↓

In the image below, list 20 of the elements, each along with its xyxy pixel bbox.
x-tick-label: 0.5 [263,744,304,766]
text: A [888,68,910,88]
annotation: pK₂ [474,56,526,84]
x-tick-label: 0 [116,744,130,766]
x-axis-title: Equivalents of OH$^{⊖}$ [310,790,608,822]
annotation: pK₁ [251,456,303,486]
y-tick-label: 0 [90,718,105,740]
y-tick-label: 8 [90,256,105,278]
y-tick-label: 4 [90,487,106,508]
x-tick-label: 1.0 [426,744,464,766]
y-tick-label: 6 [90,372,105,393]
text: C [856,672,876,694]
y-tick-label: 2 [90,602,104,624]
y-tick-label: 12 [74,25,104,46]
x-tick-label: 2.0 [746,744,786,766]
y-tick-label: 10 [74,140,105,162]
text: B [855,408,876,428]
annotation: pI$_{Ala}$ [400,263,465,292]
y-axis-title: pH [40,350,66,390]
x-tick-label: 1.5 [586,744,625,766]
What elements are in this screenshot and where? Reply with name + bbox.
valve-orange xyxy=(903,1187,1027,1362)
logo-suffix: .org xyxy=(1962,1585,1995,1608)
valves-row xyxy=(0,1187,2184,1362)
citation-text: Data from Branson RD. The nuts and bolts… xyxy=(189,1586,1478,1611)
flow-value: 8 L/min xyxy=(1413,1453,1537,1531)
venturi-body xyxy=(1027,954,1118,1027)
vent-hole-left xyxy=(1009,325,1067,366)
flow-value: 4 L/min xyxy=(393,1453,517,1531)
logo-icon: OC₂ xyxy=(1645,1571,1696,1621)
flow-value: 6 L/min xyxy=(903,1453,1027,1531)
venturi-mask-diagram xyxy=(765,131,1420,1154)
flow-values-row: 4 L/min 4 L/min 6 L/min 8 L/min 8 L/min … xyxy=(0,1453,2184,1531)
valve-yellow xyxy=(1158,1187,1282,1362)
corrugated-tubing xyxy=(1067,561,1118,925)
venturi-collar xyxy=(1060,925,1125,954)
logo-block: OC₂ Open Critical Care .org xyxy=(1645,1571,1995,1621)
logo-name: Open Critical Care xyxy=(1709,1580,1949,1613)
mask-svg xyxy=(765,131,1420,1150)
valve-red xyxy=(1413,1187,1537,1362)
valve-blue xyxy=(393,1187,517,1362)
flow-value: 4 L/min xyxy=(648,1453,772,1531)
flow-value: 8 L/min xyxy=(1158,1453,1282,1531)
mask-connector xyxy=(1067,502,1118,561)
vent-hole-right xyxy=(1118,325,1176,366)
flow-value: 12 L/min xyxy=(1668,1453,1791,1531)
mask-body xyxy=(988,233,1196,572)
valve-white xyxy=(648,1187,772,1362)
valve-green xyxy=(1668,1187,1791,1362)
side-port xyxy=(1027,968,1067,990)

↑

GIVEN PROBLEM ▸ Can you return every line of the listing above, character for character, with no changes?

FINAL RESULT ▸
In the image below, list 20 of the elements, each along with its xyxy pixel bbox.
x-tick-label: 0.5 [263,744,304,766]
text: A [888,68,910,88]
annotation: pK₂ [474,56,526,84]
x-tick-label: 0 [116,744,130,766]
x-axis-title: Equivalents of OH$^{⊖}$ [310,790,608,822]
annotation: pK₁ [251,456,303,486]
y-tick-label: 0 [90,718,105,740]
y-tick-label: 8 [90,256,105,278]
y-tick-label: 4 [90,487,106,508]
x-tick-label: 1.0 [426,744,464,766]
y-tick-label: 6 [90,372,105,393]
text: C [856,672,876,694]
y-tick-label: 2 [90,602,104,624]
y-tick-label: 12 [74,25,104,46]
x-tick-label: 2.0 [746,744,786,766]
y-tick-label: 10 [74,140,105,162]
text: B [855,408,876,428]
annotation: pI$_{Ala}$ [400,263,465,292]
y-axis-title: pH [40,350,66,390]
x-tick-label: 1.5 [586,744,625,766]
What elements are in this screenshot and where? Reply with name + bbox.
valve-orange xyxy=(903,1187,1027,1362)
logo-suffix: .org xyxy=(1962,1585,1995,1608)
valves-row xyxy=(0,1187,2184,1362)
citation-text: Data from Branson RD. The nuts and bolts… xyxy=(189,1586,1478,1611)
flow-value: 8 L/min xyxy=(1413,1453,1537,1531)
venturi-body xyxy=(1027,954,1118,1027)
vent-hole-left xyxy=(1009,325,1067,366)
flow-value: 4 L/min xyxy=(393,1453,517,1531)
logo-icon: OC₂ xyxy=(1645,1571,1696,1621)
flow-value: 6 L/min xyxy=(903,1453,1027,1531)
venturi-mask-diagram xyxy=(765,131,1420,1154)
flow-values-row: 4 L/min 4 L/min 6 L/min 8 L/min 8 L/min … xyxy=(0,1453,2184,1531)
valve-yellow xyxy=(1158,1187,1282,1362)
corrugated-tubing xyxy=(1067,561,1118,925)
venturi-collar xyxy=(1060,925,1125,954)
logo-block: OC₂ Open Critical Care .org xyxy=(1645,1571,1995,1621)
logo-name: Open Critical Care xyxy=(1709,1580,1949,1613)
mask-svg xyxy=(765,131,1420,1150)
valve-red xyxy=(1413,1187,1537,1362)
valve-blue xyxy=(393,1187,517,1362)
flow-value: 4 L/min xyxy=(648,1453,772,1531)
flow-value: 8 L/min xyxy=(1158,1453,1282,1531)
mask-connector xyxy=(1067,502,1118,561)
vent-hole-right xyxy=(1118,325,1176,366)
flow-value: 12 L/min xyxy=(1668,1453,1791,1531)
mask-body xyxy=(988,233,1196,572)
valve-white xyxy=(648,1187,772,1362)
valve-green xyxy=(1668,1187,1791,1362)
side-port xyxy=(1027,968,1067,990)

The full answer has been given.